- GIVEN REQUEST
Wherever the word "date" appears in the entries, copy the whole line.

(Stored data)
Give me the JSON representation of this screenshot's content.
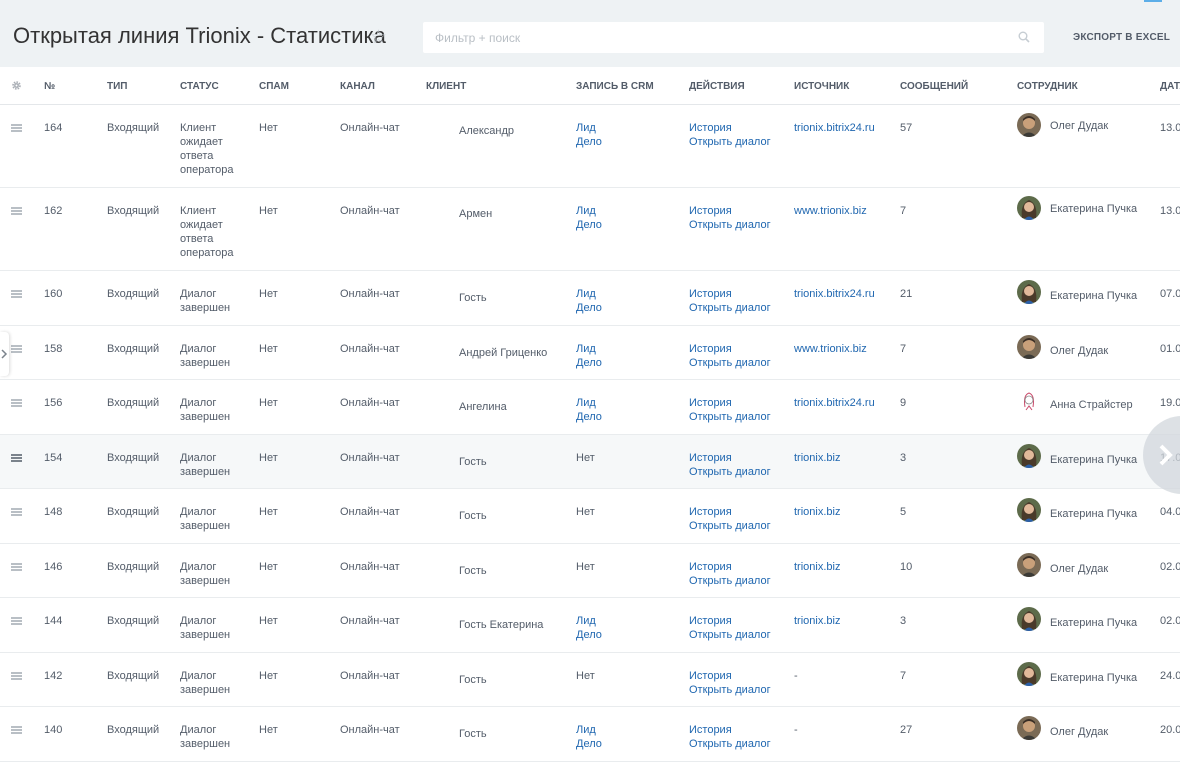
{
  "header": {
    "title": "Открытая линия Trionix - Статистика",
    "search_placeholder": "Фильтр + поиск",
    "export_label": "ЭКСПОРТ В EXCEL"
  },
  "columns": [
    "№",
    "ТИП",
    "СТАТУС",
    "СПАМ",
    "КАНАЛ",
    "КЛИЕНТ",
    "ЗАПИСЬ В CRM",
    "ДЕЙСТВИЯ",
    "ИСТОЧНИК",
    "СООБЩЕНИЙ",
    "СОТРУДНИК",
    "ДАТА"
  ],
  "actions": {
    "history": "История",
    "open_dialog": "Открыть диалог"
  },
  "rows": [
    {
      "num": "164",
      "type": "Входящий",
      "status": [
        "Клиент",
        "ожидает",
        "ответа",
        "оператора"
      ],
      "spam": "Нет",
      "channel": "Онлайн-чат",
      "client": "Александр",
      "crm": [
        "Лид",
        "Дело"
      ],
      "source": "trionix.bitrix24.ru",
      "messages": "57",
      "employee": "Олег Дудак",
      "avatar": "male",
      "date": "13.0"
    },
    {
      "num": "162",
      "type": "Входящий",
      "status": [
        "Клиент",
        "ожидает",
        "ответа",
        "оператора"
      ],
      "spam": "Нет",
      "channel": "Онлайн-чат",
      "client": "Армен",
      "crm": [
        "Лид",
        "Дело"
      ],
      "source": "www.trionix.biz",
      "messages": "7",
      "employee": "Екатерина Пучка",
      "avatar": "female",
      "date": "13.0"
    },
    {
      "num": "160",
      "type": "Входящий",
      "status": [
        "Диалог",
        "завершен"
      ],
      "spam": "Нет",
      "channel": "Онлайн-чат",
      "client": "Гость",
      "crm": [
        "Лид",
        "Дело"
      ],
      "source": "trionix.bitrix24.ru",
      "messages": "21",
      "employee": "Екатерина Пучка",
      "avatar": "female",
      "date": "07.0"
    },
    {
      "num": "158",
      "type": "Входящий",
      "status": [
        "Диалог",
        "завершен"
      ],
      "spam": "Нет",
      "channel": "Онлайн-чат",
      "client": "Андрей Гриценко",
      "crm": [
        "Лид",
        "Дело"
      ],
      "source": "www.trionix.biz",
      "messages": "7",
      "employee": "Олег Дудак",
      "avatar": "male",
      "date": "01.0"
    },
    {
      "num": "156",
      "type": "Входящий",
      "status": [
        "Диалог",
        "завершен"
      ],
      "spam": "Нет",
      "channel": "Онлайн-чат",
      "client": "Ангелина",
      "crm": [
        "Лид",
        "Дело"
      ],
      "source": "trionix.bitrix24.ru",
      "messages": "9",
      "employee": "Анна Страйстер",
      "avatar": "drawn",
      "date": "19.0"
    },
    {
      "num": "154",
      "type": "Входящий",
      "status": [
        "Диалог",
        "завершен"
      ],
      "spam": "Нет",
      "channel": "Онлайн-чат",
      "client": "Гость",
      "crm": [
        "Нет"
      ],
      "source": "trionix.biz",
      "messages": "3",
      "employee": "Екатерина Пучка",
      "avatar": "female",
      "date": "17.0",
      "highlight": true
    },
    {
      "num": "148",
      "type": "Входящий",
      "status": [
        "Диалог",
        "завершен"
      ],
      "spam": "Нет",
      "channel": "Онлайн-чат",
      "client": "Гость",
      "crm": [
        "Нет"
      ],
      "source": "trionix.biz",
      "messages": "5",
      "employee": "Екатерина Пучка",
      "avatar": "female",
      "date": "04.0"
    },
    {
      "num": "146",
      "type": "Входящий",
      "status": [
        "Диалог",
        "завершен"
      ],
      "spam": "Нет",
      "channel": "Онлайн-чат",
      "client": "Гость",
      "crm": [
        "Нет"
      ],
      "source": "trionix.biz",
      "messages": "10",
      "employee": "Олег Дудак",
      "avatar": "male",
      "date": "02.0"
    },
    {
      "num": "144",
      "type": "Входящий",
      "status": [
        "Диалог",
        "завершен"
      ],
      "spam": "Нет",
      "channel": "Онлайн-чат",
      "client": "Гость Екатерина",
      "crm": [
        "Лид",
        "Дело"
      ],
      "source": "trionix.biz",
      "messages": "3",
      "employee": "Екатерина Пучка",
      "avatar": "female",
      "date": "02.0"
    },
    {
      "num": "142",
      "type": "Входящий",
      "status": [
        "Диалог",
        "завершен"
      ],
      "spam": "Нет",
      "channel": "Онлайн-чат",
      "client": "Гость",
      "crm": [
        "Нет"
      ],
      "source": "-",
      "messages": "7",
      "employee": "Екатерина Пучка",
      "avatar": "female",
      "date": "24.0"
    },
    {
      "num": "140",
      "type": "Входящий",
      "status": [
        "Диалог",
        "завершен"
      ],
      "spam": "Нет",
      "channel": "Онлайн-чат",
      "client": "Гость",
      "crm": [
        "Лид",
        "Дело"
      ],
      "source": "-",
      "messages": "27",
      "employee": "Олег Дудак",
      "avatar": "male",
      "date": "20.0"
    }
  ],
  "colors": {
    "link": "#2067b0",
    "text": "#535c69",
    "background": "#eef2f4"
  },
  "icons": [
    "star-icon",
    "search-icon",
    "gear-icon",
    "drag-handle-icon",
    "chevron-left-icon",
    "chevron-right-icon"
  ]
}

- OUTPUT OF THE EXERCISE
      "date": "13.0"
      "date": "13.0"
      "date": "07.0"
      "date": "01.0"
      "date": "19.0"
      "date": "17.0",
      "date": "04.0"
      "date": "02.0"
      "date": "02.0"
      "date": "24.0"
      "date": "20.0"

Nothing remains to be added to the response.